Only the text of the records belongs in the answer, copied exactly, with every picture omitted.

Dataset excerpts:
┌──
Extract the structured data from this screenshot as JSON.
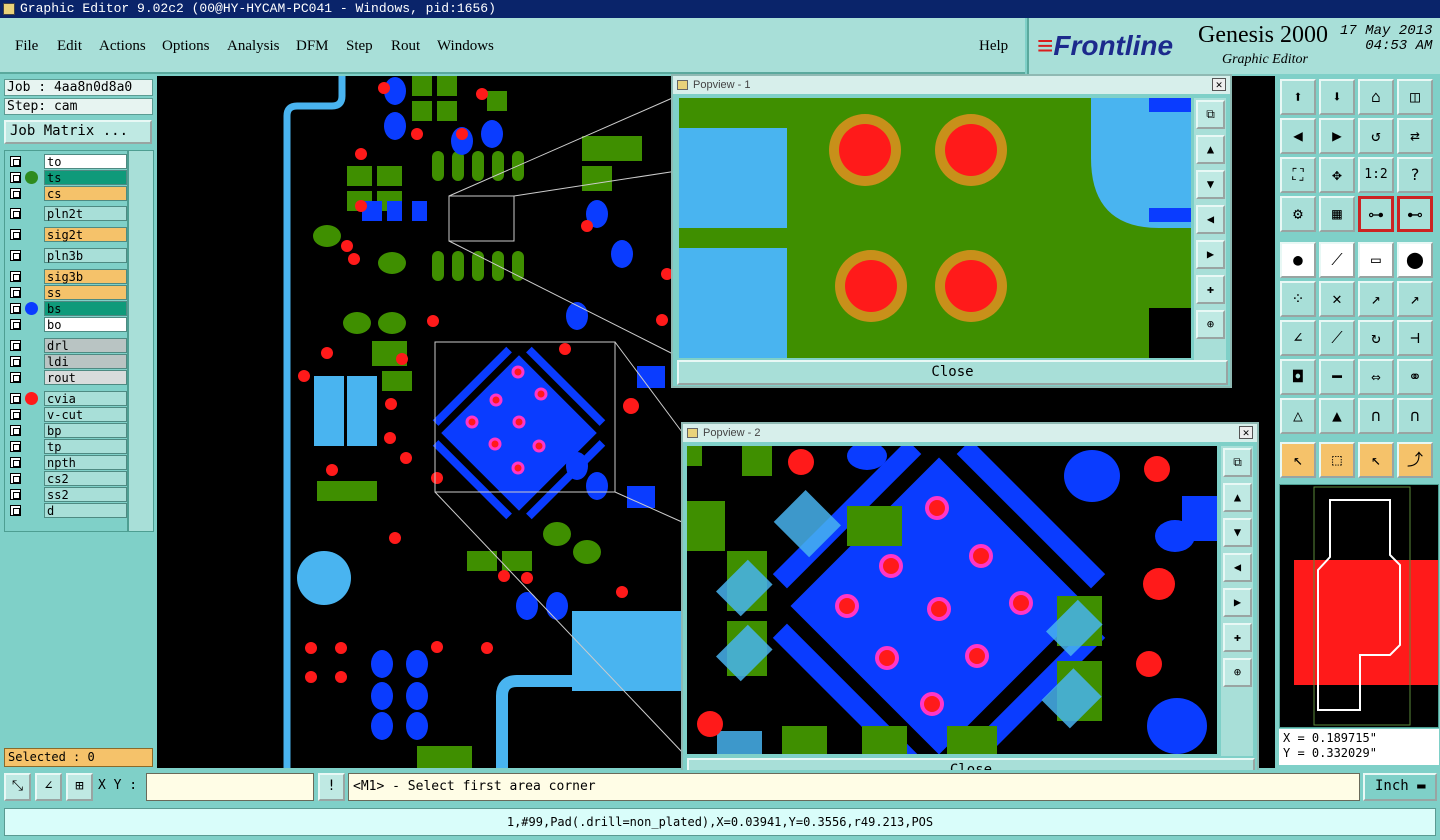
{
  "window": {
    "title": "Graphic Editor 9.02c2 (00@HY-HYCAM-PC041 - Windows, pid:1656)"
  },
  "menu": {
    "items": [
      "File",
      "Edit",
      "Actions",
      "Options",
      "Analysis",
      "DFM",
      "Step",
      "Rout",
      "Windows"
    ],
    "help": "Help"
  },
  "brand": {
    "logo": "Frontline",
    "product": "Genesis 2000",
    "subtitle": "Graphic Editor",
    "date": "17 May 2013",
    "time": "04:53 AM"
  },
  "job": {
    "job_label": "Job : 4aa8n0d8a0",
    "step_label": "Step: cam",
    "matrix_button": "Job Matrix ..."
  },
  "layers": [
    {
      "name": "to",
      "bg": "#ffffff",
      "dot": ""
    },
    {
      "name": "ts",
      "bg": "#0f9a7a",
      "dot": "#2e8b1e"
    },
    {
      "name": "cs",
      "bg": "#f5c26a",
      "dot": ""
    },
    {
      "name": "pln2t",
      "bg": "#a8dfd8",
      "dot": ""
    },
    {
      "name": "sig2t",
      "bg": "#f5c26a",
      "dot": ""
    },
    {
      "name": "pln3b",
      "bg": "#a8dfd8",
      "dot": ""
    },
    {
      "name": "sig3b",
      "bg": "#f5c26a",
      "dot": ""
    },
    {
      "name": "ss",
      "bg": "#f5c26a",
      "dot": ""
    },
    {
      "name": "bs",
      "bg": "#0f9a7a",
      "dot": "#0a3cff"
    },
    {
      "name": "bo",
      "bg": "#ffffff",
      "dot": ""
    },
    {
      "name": "drl",
      "bg": "#b9c4c3",
      "dot": ""
    },
    {
      "name": "ldi",
      "bg": "#b9c4c3",
      "dot": ""
    },
    {
      "name": "rout",
      "bg": "#d8dcdc",
      "dot": ""
    },
    {
      "name": "cvia",
      "bg": "#a8dfd8",
      "dot": "#ff1a1a"
    },
    {
      "name": "v-cut",
      "bg": "#a8dfd8",
      "dot": ""
    },
    {
      "name": "bp",
      "bg": "#a8dfd8",
      "dot": ""
    },
    {
      "name": "tp",
      "bg": "#a8dfd8",
      "dot": ""
    },
    {
      "name": "npth",
      "bg": "#a8dfd8",
      "dot": ""
    },
    {
      "name": "cs2",
      "bg": "#a8dfd8",
      "dot": ""
    },
    {
      "name": "ss2",
      "bg": "#a8dfd8",
      "dot": ""
    },
    {
      "name": "d",
      "bg": "#a8dfd8",
      "dot": ""
    }
  ],
  "selected": "Selected : 0",
  "popview1": {
    "title": "Popview - 1",
    "close": "Close"
  },
  "popview2": {
    "title": "Popview - 2",
    "close": "Close"
  },
  "coords": {
    "x": "X = 0.189715\"",
    "y": "Y = 0.332029\""
  },
  "bottom": {
    "xy_label": "X Y :",
    "xy_value": "",
    "prompt": "<M1> - Select first area corner",
    "units": "Inch",
    "status": "1,#99,Pad(.drill=non_plated),X=0.03941,Y=0.3556,r49.213,POS"
  },
  "colors": {
    "copper_green": "#3f8f00",
    "pad_blue": "#0a3cff",
    "light_blue": "#49b4f0",
    "via_red": "#ff1a1a",
    "panel_teal": "#7fd0c8"
  }
}
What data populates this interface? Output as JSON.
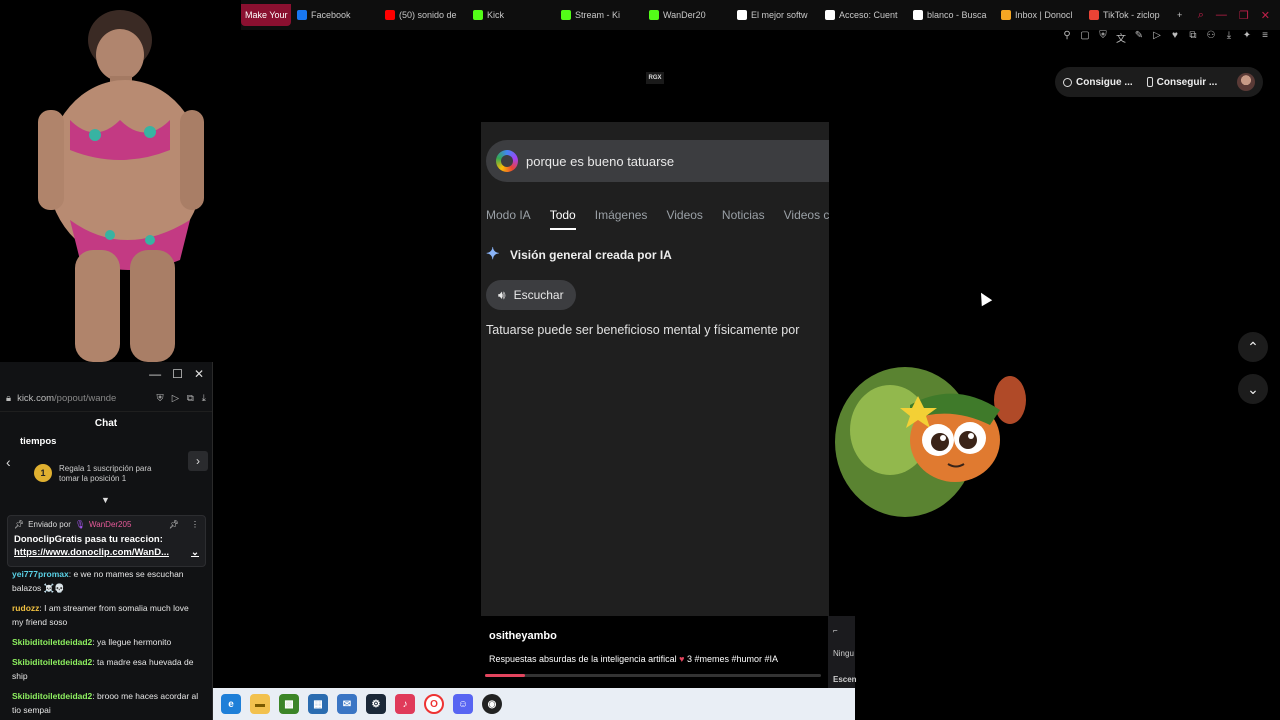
{
  "browser": {
    "tabs": [
      {
        "label": "Make Your",
        "favicon": "make-your-icon",
        "color": "#c0204a"
      },
      {
        "label": "Facebook",
        "favicon": "facebook-icon",
        "color": "#1877f2"
      },
      {
        "label": "(50) sonido de",
        "favicon": "youtube-icon",
        "color": "#ff0000"
      },
      {
        "label": "Kick",
        "favicon": "kick-icon",
        "color": "#53fc18"
      },
      {
        "label": "Stream - Ki",
        "favicon": "kick-icon",
        "color": "#53fc18"
      },
      {
        "label": "WanDer20",
        "favicon": "kick-icon",
        "color": "#53fc18"
      },
      {
        "label": "El mejor softw",
        "favicon": "diamond-icon",
        "color": "#ffffff"
      },
      {
        "label": "Acceso: Cuent",
        "favicon": "google-icon",
        "color": "#ffffff"
      },
      {
        "label": "blanco - Busca",
        "favicon": "google-icon",
        "color": "#ffffff"
      },
      {
        "label": "Inbox | Donocl",
        "favicon": "donoclip-icon",
        "color": "#f5a623"
      },
      {
        "label": "TikTok - ziclop",
        "favicon": "gmail-icon",
        "color": "#ea4335"
      }
    ],
    "new_tab": "+"
  },
  "top_right": {
    "consigue_label": "Consigue ...",
    "conseguir_label": "Conseguir ..."
  },
  "logo": "RGX",
  "video": {
    "search_query": "porque es bueno tatuarse",
    "tabs": [
      "Modo IA",
      "Todo",
      "Imágenes",
      "Videos",
      "Noticias",
      "Videos c"
    ],
    "active_tab": "Todo",
    "ai_overview": "Visión general creada por IA",
    "listen_label": "Escuchar",
    "ai_text": "Tatuarse puede ser beneficioso mental y físicamente por"
  },
  "caption": {
    "username": "ositheyambo",
    "description": "Respuestas absurdas de la inteligencia artifical",
    "tags": "3 #memes #humor #IA",
    "progress": 0.12
  },
  "chat": {
    "url_host": "kick.com",
    "url_path": "/popout/wande",
    "title": "Chat",
    "top_text": "tiempos",
    "medal_number": "1",
    "gift_text_1": "Regala 1 suscripción para",
    "gift_text_2": "tomar la posición 1",
    "pinned": {
      "sent_by": "Enviado por",
      "author": "WanDer205",
      "message": "DonoclipGratis pasa tu reaccion:",
      "link": "https://www.donoclip.com/WanD..."
    },
    "messages": [
      {
        "user": "yei777promax",
        "color": "#5ad1e6",
        "text": "e we no mames se escuchan balazos ☠️💀"
      },
      {
        "user": "rudozz",
        "color": "#f0c040",
        "text": "I am streamer from somalia much love my friend soso"
      },
      {
        "user": "Skibiditoiletdeidad2",
        "color": "#8ef060",
        "text": "ya llegue hermonito"
      },
      {
        "user": "Skibiditoiletdeidad2",
        "color": "#8ef060",
        "text": "ta madre esa huevada de ship"
      },
      {
        "user": "Skibiditoiletdeidad2",
        "color": "#8ef060",
        "text": "brooo me haces acordar al tio sempai"
      }
    ]
  },
  "obs": {
    "label_1": "Ningu",
    "label_2": "Escen"
  }
}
└──
-- Exercise answer --
Extract the structured data from this screenshot as JSON.
{
  "window": {
    "title": "Graphic Editor 9.02c2 (00@HY-HYCAM-PC041 - Windows, pid:1656)"
  },
  "menu": {
    "items": [
      "File",
      "Edit",
      "Actions",
      "Options",
      "Analysis",
      "DFM",
      "Step",
      "Rout",
      "Windows"
    ],
    "help": "Help"
  },
  "brand": {
    "logo": "Frontline",
    "product": "Genesis 2000",
    "subtitle": "Graphic Editor",
    "date": "17 May 2013",
    "time": "04:53 AM"
  },
  "job": {
    "job_label": "Job : 4aa8n0d8a0",
    "step_label": "Step: cam",
    "matrix_button": "Job Matrix ..."
  },
  "layers": [
    {
      "name": "to",
      "bg": "#ffffff",
      "dot": ""
    },
    {
      "name": "ts",
      "bg": "#0f9a7a",
      "dot": "#2e8b1e"
    },
    {
      "name": "cs",
      "bg": "#f5c26a",
      "dot": ""
    },
    {
      "name": "pln2t",
      "bg": "#a8dfd8",
      "dot": ""
    },
    {
      "name": "sig2t",
      "bg": "#f5c26a",
      "dot": ""
    },
    {
      "name": "pln3b",
      "bg": "#a8dfd8",
      "dot": ""
    },
    {
      "name": "sig3b",
      "bg": "#f5c26a",
      "dot": ""
    },
    {
      "name": "ss",
      "bg": "#f5c26a",
      "dot": ""
    },
    {
      "name": "bs",
      "bg": "#0f9a7a",
      "dot": "#0a3cff"
    },
    {
      "name": "bo",
      "bg": "#ffffff",
      "dot": ""
    },
    {
      "name": "drl",
      "bg": "#b9c4c3",
      "dot": ""
    },
    {
      "name": "ldi",
      "bg": "#b9c4c3",
      "dot": ""
    },
    {
      "name": "rout",
      "bg": "#d8dcdc",
      "dot": ""
    },
    {
      "name": "cvia",
      "bg": "#a8dfd8",
      "dot": "#ff1a1a"
    },
    {
      "name": "v-cut",
      "bg": "#a8dfd8",
      "dot": ""
    },
    {
      "name": "bp",
      "bg": "#a8dfd8",
      "dot": ""
    },
    {
      "name": "tp",
      "bg": "#a8dfd8",
      "dot": ""
    },
    {
      "name": "npth",
      "bg": "#a8dfd8",
      "dot": ""
    },
    {
      "name": "cs2",
      "bg": "#a8dfd8",
      "dot": ""
    },
    {
      "name": "ss2",
      "bg": "#a8dfd8",
      "dot": ""
    },
    {
      "name": "d",
      "bg": "#a8dfd8",
      "dot": ""
    }
  ],
  "selected": "Selected : 0",
  "popview1": {
    "title": "Popview - 1",
    "close": "Close"
  },
  "popview2": {
    "title": "Popview - 2",
    "close": "Close"
  },
  "coords": {
    "x": "X = 0.189715\"",
    "y": "Y = 0.332029\""
  },
  "bottom": {
    "xy_label": "X Y :",
    "xy_value": "",
    "prompt": "<M1> - Select first area corner",
    "units": "Inch",
    "status": "1,#99,Pad(.drill=non_plated),X=0.03941,Y=0.3556,r49.213,POS"
  },
  "colors": {
    "copper_green": "#3f8f00",
    "pad_blue": "#0a3cff",
    "light_blue": "#49b4f0",
    "via_red": "#ff1a1a",
    "panel_teal": "#7fd0c8"
  }
}
What data populates this interface? Output as JSON.
{
  "browser": {
    "tabs": [
      {
        "label": "Make Your",
        "favicon": "make-your-icon",
        "color": "#c0204a"
      },
      {
        "label": "Facebook",
        "favicon": "facebook-icon",
        "color": "#1877f2"
      },
      {
        "label": "(50) sonido de",
        "favicon": "youtube-icon",
        "color": "#ff0000"
      },
      {
        "label": "Kick",
        "favicon": "kick-icon",
        "color": "#53fc18"
      },
      {
        "label": "Stream - Ki",
        "favicon": "kick-icon",
        "color": "#53fc18"
      },
      {
        "label": "WanDer20",
        "favicon": "kick-icon",
        "color": "#53fc18"
      },
      {
        "label": "El mejor softw",
        "favicon": "diamond-icon",
        "color": "#ffffff"
      },
      {
        "label": "Acceso: Cuent",
        "favicon": "google-icon",
        "color": "#ffffff"
      },
      {
        "label": "blanco - Busca",
        "favicon": "google-icon",
        "color": "#ffffff"
      },
      {
        "label": "Inbox | Donocl",
        "favicon": "donoclip-icon",
        "color": "#f5a623"
      },
      {
        "label": "TikTok - ziclop",
        "favicon": "gmail-icon",
        "color": "#ea4335"
      }
    ],
    "new_tab": "+"
  },
  "top_right": {
    "consigue_label": "Consigue ...",
    "conseguir_label": "Conseguir ..."
  },
  "logo": "RGX",
  "video": {
    "search_query": "porque es bueno tatuarse",
    "tabs": [
      "Modo IA",
      "Todo",
      "Imágenes",
      "Videos",
      "Noticias",
      "Videos c"
    ],
    "active_tab": "Todo",
    "ai_overview": "Visión general creada por IA",
    "listen_label": "Escuchar",
    "ai_text": "Tatuarse puede ser beneficioso mental y físicamente por"
  },
  "caption": {
    "username": "ositheyambo",
    "description": "Respuestas absurdas de la inteligencia artifical",
    "tags": "3 #memes #humor #IA",
    "progress": 0.12
  },
  "chat": {
    "url_host": "kick.com",
    "url_path": "/popout/wande",
    "title": "Chat",
    "top_text": "tiempos",
    "medal_number": "1",
    "gift_text_1": "Regala 1 suscripción para",
    "gift_text_2": "tomar la posición 1",
    "pinned": {
      "sent_by": "Enviado por",
      "author": "WanDer205",
      "message": "DonoclipGratis pasa tu reaccion:",
      "link": "https://www.donoclip.com/WanD..."
    },
    "messages": [
      {
        "user": "yei777promax",
        "color": "#5ad1e6",
        "text": "e we no mames se escuchan balazos ☠️💀"
      },
      {
        "user": "rudozz",
        "color": "#f0c040",
        "text": "I am streamer from somalia much love my friend soso"
      },
      {
        "user": "Skibiditoiletdeidad2",
        "color": "#8ef060",
        "text": "ya llegue hermonito"
      },
      {
        "user": "Skibiditoiletdeidad2",
        "color": "#8ef060",
        "text": "ta madre esa huevada de ship"
      },
      {
        "user": "Skibiditoiletdeidad2",
        "color": "#8ef060",
        "text": "brooo me haces acordar al tio sempai"
      }
    ]
  },
  "obs": {
    "label_1": "Ningu",
    "label_2": "Escen"
  }
}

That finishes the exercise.